━━ DATA SECTION

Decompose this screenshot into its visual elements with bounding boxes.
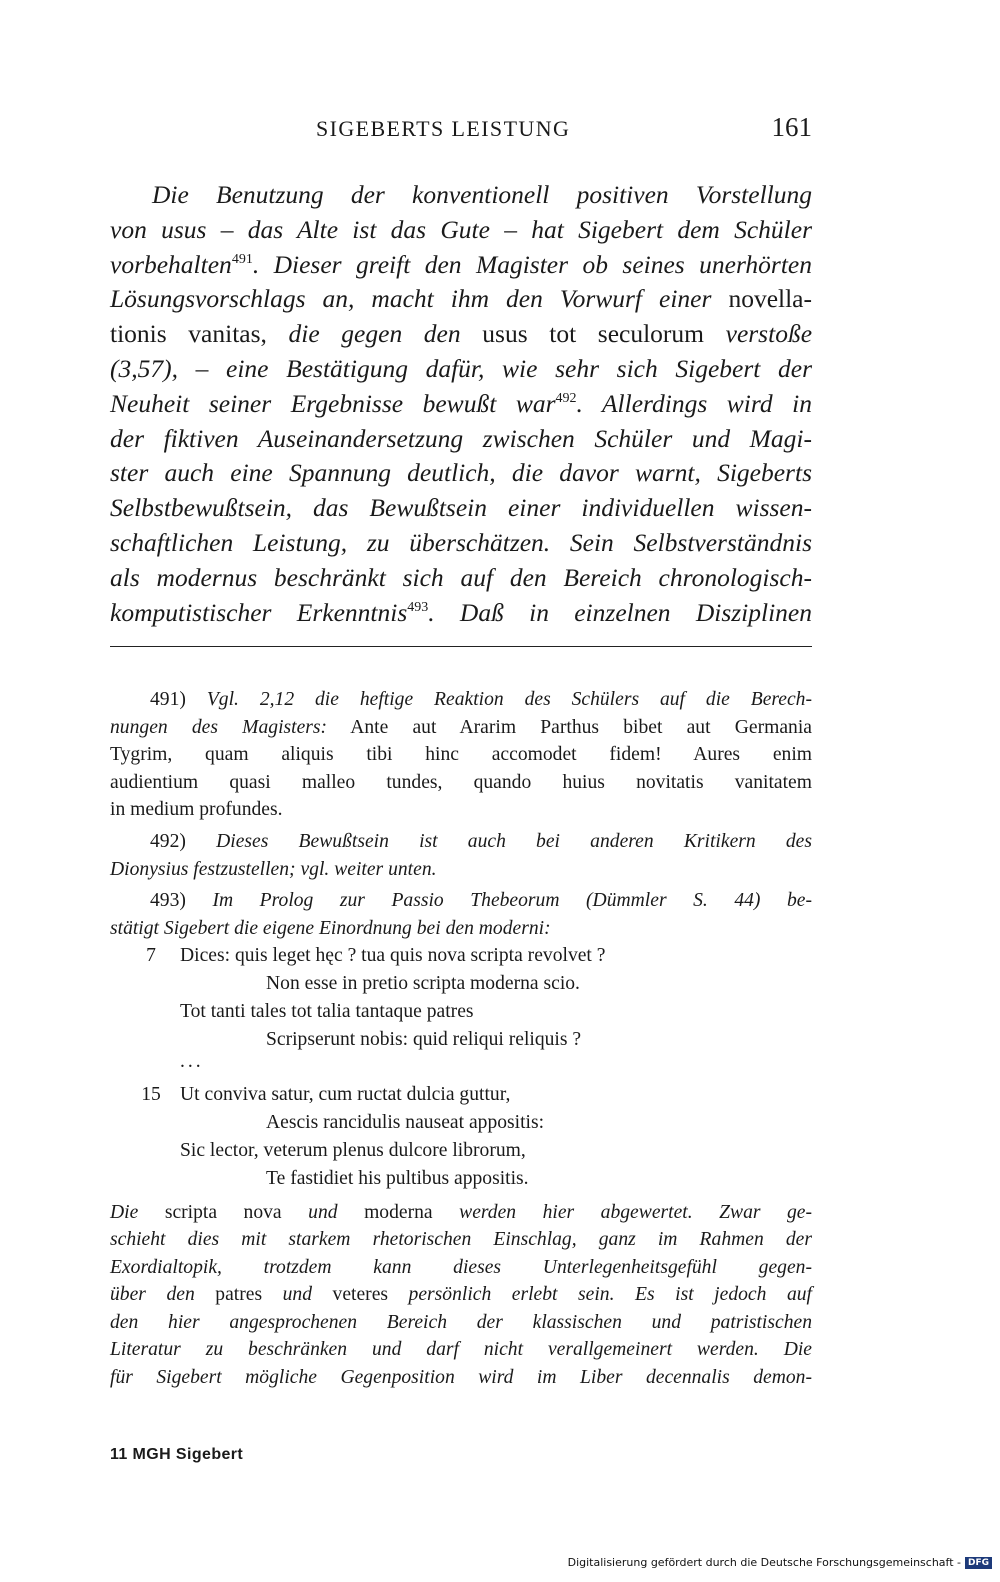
body-line: schaftlichen Leistung, zu überschätzen. Sein Selbstverständnis	[110, 527, 812, 557]
verse-line: 15 Ut conviva satur, cum ructat dulcia guttur,	[110, 1081, 812, 1109]
verse-line: Te fastidiet his pultibus appositis.	[266, 1167, 529, 1189]
footnote-ref-493[interactable]: 493	[407, 599, 429, 615]
verse-line: 7 Dices: quis leget hęc ? tua quis nova scripta revolvet ?	[110, 942, 812, 970]
body-line: vorbehalten$^{491}$. Dieser greift den Magister ob seines unerhörten	[110, 249, 812, 279]
footnote-493: 493) Im Prolog zur Passio Thebeorum (Dümmler S. 44) be- stätigt Sigebert die eigene Einordnung bei den moderni: 7 Dices: quis leget hęc ? tua quis nova scripta revolvet ? Non esse in pretio scripta moderna scio. Tot tanti tales tot talia tantaque patres Scripserunt nobis: quid reliqui reliquis ? ... 15 Ut conviva satur, cum ructat dulcia guttur, Aescis rancidulis nauseat appositis: Sic lector, veterum plenus dulcore librorum, Te fastidiet his pultibus appositis. Die scripta nova und moderna werden hier abgewertet. Zwar ge- schieht dies mit starkem rhetorischen Einschlag, ganz im Rahmen der Exordialtopik, trotzdem kann dieses Unterlegenheitsgefühl gegen- über den patres und veteres persönlich erlebt sein. Es ist jedoch auf den hier angesprochenen Bereich der klassischen und patristischen Literatur zu beschränken und darf nicht verallgemeinert werden. Die für Sigebert mögliche Gegenposition wird im Liber decennalis demon-	[110, 887, 812, 1392]
dfg-logo-icon: DFG	[965, 1557, 992, 1569]
main-paragraph	[110, 178, 812, 630]
body-line: Selbstbewußtsein, das Bewußtsein einer individuellen wissen-	[110, 493, 812, 523]
body-line: der fiktiven Auseinandersetzung zwischen Schüler und Magi-	[110, 423, 812, 453]
body-line: Neuheit seiner Ergebnisse bewußt war$^{492}$. Allerdings wird in	[110, 388, 812, 418]
dfg-credit	[568, 1556, 992, 1569]
verse-ellipsis: ...	[180, 1050, 204, 1072]
verse-line: Aescis rancidulis nauseat appositis:	[266, 1112, 545, 1134]
footnote-number: 492)	[150, 830, 186, 852]
body-line: ster auch eine Spannung deutlich, die davor warnt, Sigeberts	[110, 458, 812, 488]
verse-line: Tot tanti tales tot talia tantaque patres	[180, 1000, 474, 1022]
footnote-492: 492) Dieses Bewußtsein ist auch bei anderen Kritikern des Dionysius festzustellen; vgl. weiter unten.	[110, 830, 812, 880]
verse-line: Non esse in pretio scripta moderna scio.	[266, 973, 580, 995]
body-line: Lösungsvorschlags an, macht ihm den Vorwurf einer novella-	[110, 284, 812, 314]
body-line: (3,57), – eine Bestätigung dafür, wie sehr sich Sigebert der	[110, 353, 812, 383]
footnote-ref-492[interactable]: 492	[555, 390, 577, 406]
footnotes	[110, 686, 812, 1396]
footnote-number: 493)	[150, 890, 186, 912]
body-line: tionis vanitas, die gegen den usus tot seculorum verstoße	[110, 319, 813, 349]
verse-line: Scripserunt nobis: quid reliqui reliquis ?	[266, 1028, 582, 1050]
running-header	[110, 112, 812, 152]
page-number: 161	[771, 112, 812, 142]
verse-number: 15	[141, 1084, 161, 1106]
footnote-commentary: Die scripta nova und moderna werden hier abgewertet. Zwar ge- schieht dies mit starkem rhetorischen Einschlag, ganz im Rahmen der Exordialtopik, trotzdem kann dieses Unterlegenheitsgefühl gegen- über den patres und veteres persönlich erlebt sein. Es ist jedoch auf den hier angesprochenen Bereich der klassischen und patristischen Literatur zu beschränken und darf nicht verallgemeinert werden. Die für Sigebert mögliche Gegenposition wird im Liber decennalis demon-	[110, 1201, 813, 1389]
verse-number: 7	[146, 945, 156, 967]
running-title: SIGEBERTS LEISTUNG	[316, 116, 571, 141]
verse-quotation	[110, 942, 812, 1192]
verse-line: Sic lector, veterum plenus dulcore librorum,	[180, 1139, 526, 1161]
footnote-491: 491) Vgl. 2,12 die heftige Reaktion des Schülers auf die Berech- nungen des Magisters: Ante aut Ararim Parthus bibet aut Germania Tygrim, quam aliquis tibi hinc accomodet fidem! Aures enim audientium quasi malleo tundes, quando huius novitatis vanitatem in medium profundes.	[110, 689, 812, 821]
footnote-ref-491[interactable]: 491	[231, 251, 253, 267]
body-line: Die Benutzung der konventionell positiven Vorstellung	[152, 180, 812, 209]
body-line: komputistischer Erkenntnis$^{493}$. Daß in einzelnen Disziplinen	[110, 597, 812, 627]
signature-mark: 11 MGH Sigebert	[110, 1446, 244, 1463]
dfg-credit-text: Digitalisierung gefördert durch die Deutsche Forschungsgemeinschaft -	[567, 1556, 961, 1569]
footnote-separator	[110, 646, 812, 647]
body-line: als modernus beschränkt sich auf den Bereich chronologisch-	[110, 562, 812, 592]
body-line: von usus – das Alte ist das Gute – hat Sigebert dem Schüler	[110, 214, 812, 244]
footnote-number: 491)	[150, 689, 186, 710]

━━━━

GOAL OF THE EXERCISE: Turn each line of the records above into a Markdown table with two columns, No. for the row number and Line for the text, skipping blank lines. Leave out the pictures.

EXPECTED ANSWER:
| No. | Line |
|---|---|
| 1 | Decompose this screenshot into its visual elements with bounding boxes. |
| 2 | body-line: schaftlichen Leistung, zu überschätzen. Sein Selbstverständnis	[110, 527, 812, 557] |
| 3 | verse-line: 15 Ut conviva satur, cum ructat dulcia guttur,	[110, 1081, 812, 1109] |
| 4 | verse-line: Te fastidiet his pultibus appositis.	[266, 1167, 529, 1189] |
| 5 | footnote-ref-493[interactable]: 493	[407, 599, 429, 615] |
| 6 | verse-line: 7 Dices: quis leget hęc ? tua quis nova scripta revolvet ?	[110, 942, 812, 970] |
| 7 | body-line: vorbehalten$^{491}$. Dieser greift den Magister ob seines unerhörten	[110, 249, 812, 279] |
| 8 | footnote-493: 493) Im Prolog zur Passio Thebeorum (Dümmler S. 44) be- stätigt Sigebert die eigene Einordnung bei den moderni: 7 Dices: quis leget hęc ? tua quis nova scripta revolvet ? Non esse in pretio scripta moderna scio. Tot tanti tales tot talia tantaque patres Scripserunt nobis: quid reliqui reliquis ? ... 15 Ut conviva satur, cum ructat dulcia guttur, Aescis rancidulis nauseat appositis: Sic lector, veterum plenus dulcore librorum, Te fastidiet his pultibus appositis. Die scripta nova und moderna werden hier abgewertet. Zwar ge- schieht dies mit starkem rhetorischen Einschlag, ganz im Rahmen der Exordialtopik, trotzdem kann dieses Unterlegenheitsgefühl gegen- über den patres und veteres persönlich erlebt sein. Es ist jedoch auf den hier angesprochenen Bereich der klassischen und patristischen Literatur zu beschränken und darf nicht verallgemeinert werden. Die für Sigebert mögliche Gegenposition wird im Liber decennalis demon-	[110, 887, 812, 1392] |
| 9 | dfg-logo-icon: DFG	[965, 1557, 992, 1569] |
| 10 | main-paragraph	[110, 178, 812, 630] |
| 11 | body-line: Selbstbewußtsein, das Bewußtsein einer individuellen wissen-	[110, 493, 812, 523] |
| 12 | body-line: der fiktiven Auseinandersetzung zwischen Schüler und Magi-	[110, 423, 812, 453] |
| 13 | body-line: Neuheit seiner Ergebnisse bewußt war$^{492}$. Allerdings wird in	[110, 388, 812, 418] |
| 14 | dfg-credit	[568, 1556, 992, 1569] |
| 15 | verse-ellipsis: ...	[180, 1050, 204, 1072] |
| 16 | verse-line: Aescis rancidulis nauseat appositis:	[266, 1112, 545, 1134] |
| 17 | footnote-number: 492)	[150, 830, 186, 852] |
| 18 | body-line: ster auch eine Spannung deutlich, die davor warnt, Sigeberts	[110, 458, 812, 488] |
| 19 | verse-line: Tot tanti tales tot talia tantaque patres	[180, 1000, 474, 1022] |
| 20 | footnote-492: 492) Dieses Bewußtsein ist auch bei anderen Kritikern des Dionysius festzustellen; vgl. weiter unten.	[110, 830, 812, 880] |
| 21 | verse-line: Non esse in pretio scripta moderna scio.	[266, 973, 580, 995] |
| 22 | body-line: Lösungsvorschlags an, macht ihm den Vorwurf einer novella-	[110, 284, 812, 314] |
| 23 | body-line: (3,57), – eine Bestätigung dafür, wie sehr sich Sigebert der	[110, 353, 812, 383] |
| 24 | footnote-ref-492[interactable]: 492	[555, 390, 577, 406] |
| 25 | footnotes	[110, 686, 812, 1396] |
| 26 | footnote-number: 493)	[150, 890, 186, 912] |
| 27 | body-line: tionis vanitas, die gegen den usus tot seculorum verstoße	[110, 319, 813, 349] |
| 28 | verse-line: Scripserunt nobis: quid reliqui reliquis ?	[266, 1028, 582, 1050] |
| 29 | running-header	[110, 112, 812, 152] |
| 30 | page-number: 161	[771, 112, 812, 142] |
| 31 | verse-number: 15	[141, 1084, 161, 1106] |
| 32 | footnote-commentary: Die scripta nova und moderna werden hier abgewertet. Zwar ge- schieht dies mit starkem rhetorischen Einschlag, ganz im Rahmen der Exordialtopik, trotzdem kann dieses Unterlegenheitsgefühl gegen- über den patres und veteres persönlich erlebt sein. Es ist jedoch auf den hier angesprochenen Bereich der klassischen und patristischen Literatur zu beschränken und darf nicht verallgemeinert werden. Die für Sigebert mögliche Gegenposition wird im Liber decennalis demon-	[110, 1201, 813, 1389] |
| 33 | verse-number: 7	[146, 945, 156, 967] |
| 34 | running-title: SIGEBERTS LEISTUNG	[316, 116, 571, 141] |
| 35 | verse-quotation	[110, 942, 812, 1192] |
| 36 | verse-line: Sic lector, veterum plenus dulcore librorum,	[180, 1139, 526, 1161] |
| 37 | footnote-491: 491) Vgl. 2,12 die heftige Reaktion des Schülers auf die Berech- nungen des Magisters: Ante aut Ararim Parthus bibet aut Germania Tygrim, quam aliquis tibi hinc accomodet fidem! Aures enim audientium quasi malleo tundes, quando huius novitatis vanitatem in medium profundes.	[110, 689, 812, 821] |
| 38 | footnote-ref-491[interactable]: 491	[231, 251, 253, 267] |
| 39 | body-line: Die Benutzung der konventionell positiven Vorstellung	[152, 180, 812, 209] |
| 40 | body-line: komputistischer Erkenntnis$^{493}$. Daß in einzelnen Disziplinen	[110, 597, 812, 627] |
| 41 | signature-mark: 11 MGH Sigebert	[110, 1446, 244, 1463] |
| 42 | dfg-credit-text: Digitalisierung gefördert durch die Deutsche Forschungsgemeinschaft -	[567, 1556, 961, 1569] |
| 43 | footnote-separator	[110, 646, 812, 647] |
| 44 | body-line: als modernus beschränkt sich auf den Bereich chronologisch-	[110, 562, 812, 592] |
| 45 | body-line: von usus – das Alte ist das Gute – hat Sigebert dem Schüler	[110, 214, 812, 244] |
| 46 | footnote-number: 491)	[150, 689, 186, 710] |